◆ Exercise task:
Repeat every line exactly, keeping the pictures out of the copy.

◆ Input rows:
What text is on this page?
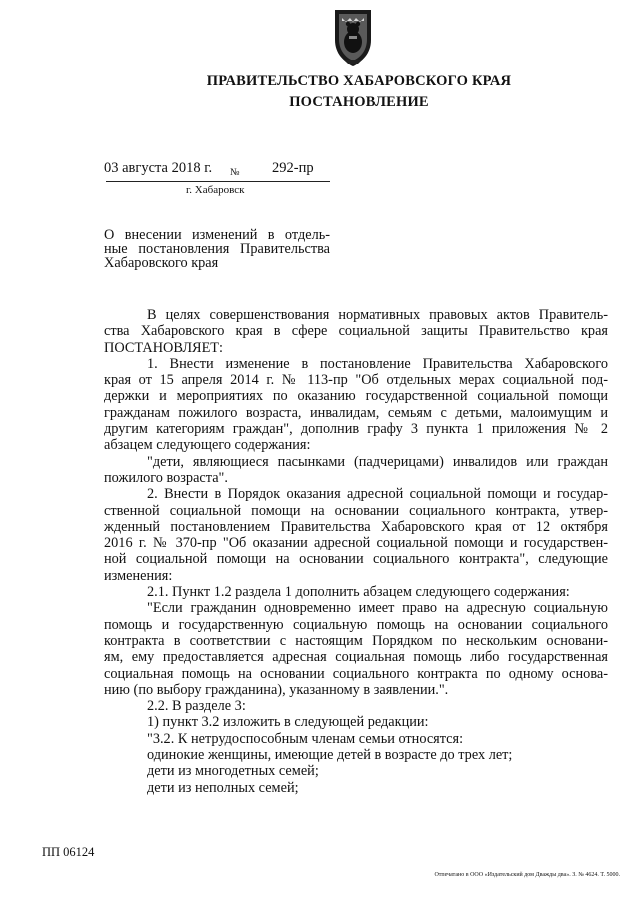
ПРАВИТЕЛЬСТВО ХАБАРОВСКОГО КРАЯ
ПОСТАНОВЛЕНИЕ
03 августа 2018 г. № 292-пр
г. Хабаровск
О внесении изменений в отдель-
ные постановления Правительства
Хабаровского края
В целях совершенствования нормативных правовых актов Правитель-
ства Хабаровского края в сфере социальной защиты Правительство края
ПОСТАНОВЛЯЕТ:
1. Внести изменение в постановление Правительства Хабаровского
края от 15 апреля 2014 г. № 113-пр "Об отдельных мерах социальной под-
держки и мероприятиях по оказанию государственной социальной помощи
гражданам пожилого возраста, инвалидам, семьям с детьми, малоимущим и
другим категориям граждан", дополнив графу 3 пункта 1 приложения № 2
абзацем следующего содержания:
"дети, являющиеся пасынками (падчерицами) инвалидов или граждан
пожилого возраста".
2. Внести в Порядок оказания адресной социальной помощи и государ-
ственной социальной помощи на основании социального контракта, утвер-
жденный постановлением Правительства Хабаровского края от 12 октября
2016 г. № 370-пр "Об оказании адресной социальной помощи и государствен-
ной социальной помощи на основании социального контракта", следующие
изменения:
2.1. Пункт 1.2 раздела 1 дополнить абзацем следующего содержания:
"Если гражданин одновременно имеет право на адресную социальную
помощь и государственную социальную помощь на основании социального
контракта в соответствии с настоящим Порядком по нескольким основани-
ям, ему предоставляется адресная социальная помощь либо государственная
социальная помощь на основании социального контракта по одному основа-
нию (по выбору гражданина), указанному в заявлении.".
2.2. В разделе 3:
1) пункт 3.2 изложить в следующей редакции:
"3.2. К нетрудоспособным членам семьи относятся:
одинокие женщины, имеющие детей в возрасте до трех лет;
дети из многодетных семей;
дети из неполных семей;
ПП 06124
Отпечатано в ООО «Издательский дом Дважды два». З. № 4624. Т. 5000.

◆ Exercise response:
What text is on this page?
ПРАВИТЕЛЬСТВО ХАБАРОВСКОГО КРАЯ
ПОСТАНОВЛЕНИЕ
03 августа 2018 г. № 292-пр
г. Хабаровск
О внесении изменений в отдель-
ные постановления Правительства
Хабаровского края
В целях совершенствования нормативных правовых актов Правитель-
ства Хабаровского края в сфере социальной защиты Правительство края
ПОСТАНОВЛЯЕТ:
1. Внести изменение в постановление Правительства Хабаровского
края от 15 апреля 2014 г. № 113-пр "Об отдельных мерах социальной под-
держки и мероприятиях по оказанию государственной социальной помощи
гражданам пожилого возраста, инвалидам, семьям с детьми, малоимущим и
другим категориям граждан", дополнив графу 3 пункта 1 приложения № 2
абзацем следующего содержания:
"дети, являющиеся пасынками (падчерицами) инвалидов или граждан
пожилого возраста".
2. Внести в Порядок оказания адресной социальной помощи и государ-
ственной социальной помощи на основании социального контракта, утвер-
жденный постановлением Правительства Хабаровского края от 12 октября
2016 г. № 370-пр "Об оказании адресной социальной помощи и государствен-
ной социальной помощи на основании социального контракта", следующие
изменения:
2.1. Пункт 1.2 раздела 1 дополнить абзацем следующего содержания:
"Если гражданин одновременно имеет право на адресную социальную
помощь и государственную социальную помощь на основании социального
контракта в соответствии с настоящим Порядком по нескольким основани-
ям, ему предоставляется адресная социальная помощь либо государственная
социальная помощь на основании социального контракта по одному основа-
нию (по выбору гражданина), указанному в заявлении.".
2.2. В разделе 3:
1) пункт 3.2 изложить в следующей редакции:
"3.2. К нетрудоспособным членам семьи относятся:
одинокие женщины, имеющие детей в возрасте до трех лет;
дети из многодетных семей;
дети из неполных семей;
ПП 06124
Отпечатано в ООО «Издательский дом Дважды два». З. № 4624. Т. 5000.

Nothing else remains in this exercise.